» Stated problem
Below are the records. List every line holding the word "jihatdan".

» Information shown

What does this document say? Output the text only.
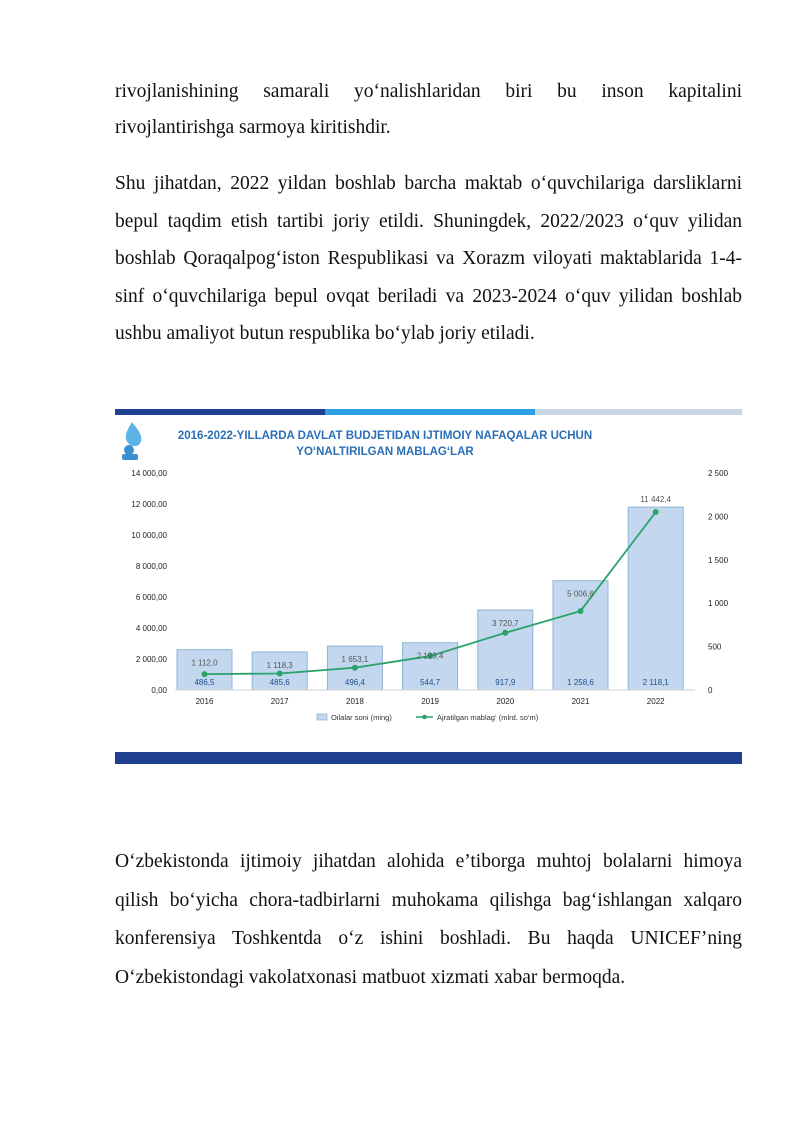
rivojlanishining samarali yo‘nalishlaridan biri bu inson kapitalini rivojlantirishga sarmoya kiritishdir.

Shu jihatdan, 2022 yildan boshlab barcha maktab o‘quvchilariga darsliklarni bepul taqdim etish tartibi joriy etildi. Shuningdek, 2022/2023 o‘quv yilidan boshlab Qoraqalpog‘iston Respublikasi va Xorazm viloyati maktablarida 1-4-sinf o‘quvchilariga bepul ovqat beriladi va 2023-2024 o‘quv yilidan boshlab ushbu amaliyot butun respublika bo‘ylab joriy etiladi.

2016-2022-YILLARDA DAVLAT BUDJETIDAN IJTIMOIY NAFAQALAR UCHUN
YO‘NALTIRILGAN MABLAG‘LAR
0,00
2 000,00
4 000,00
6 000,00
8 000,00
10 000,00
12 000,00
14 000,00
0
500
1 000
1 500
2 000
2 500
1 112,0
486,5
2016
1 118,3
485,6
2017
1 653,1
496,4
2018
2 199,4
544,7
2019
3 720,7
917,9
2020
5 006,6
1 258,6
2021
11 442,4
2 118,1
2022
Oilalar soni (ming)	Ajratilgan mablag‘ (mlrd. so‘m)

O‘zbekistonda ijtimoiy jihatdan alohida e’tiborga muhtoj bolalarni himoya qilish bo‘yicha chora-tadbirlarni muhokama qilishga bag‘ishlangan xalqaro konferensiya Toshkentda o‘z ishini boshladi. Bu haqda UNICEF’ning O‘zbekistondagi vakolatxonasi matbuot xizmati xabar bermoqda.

» Reply to the exercise
Shu jihatdan, 2022 yildan boshlab barcha maktab o‘quvchilariga darsliklarni bepul taqdim etish tartibi joriy etildi. Shuningdek, 2022/2023 o‘quv yilidan boshlab Qoraqalpog‘iston Respublikasi va Xorazm viloyati maktablarida 1-4-sinf o‘quvchilariga bepul ovqat beriladi va 2023-2024 o‘quv yilidan boshlab ushbu amaliyot butun respublika bo‘ylab joriy etiladi.
O‘zbekistonda ijtimoiy jihatdan alohida e’tiborga muhtoj bolalarni himoya qilish bo‘yicha chora-tadbirlarni muhokama qilishga bag‘ishlangan xalqaro konferensiya Toshkentda o‘z ishini boshladi. Bu haqda UNICEF’ning O‘zbekistondagi vakolatxonasi matbuot xizmati xabar bermoqda.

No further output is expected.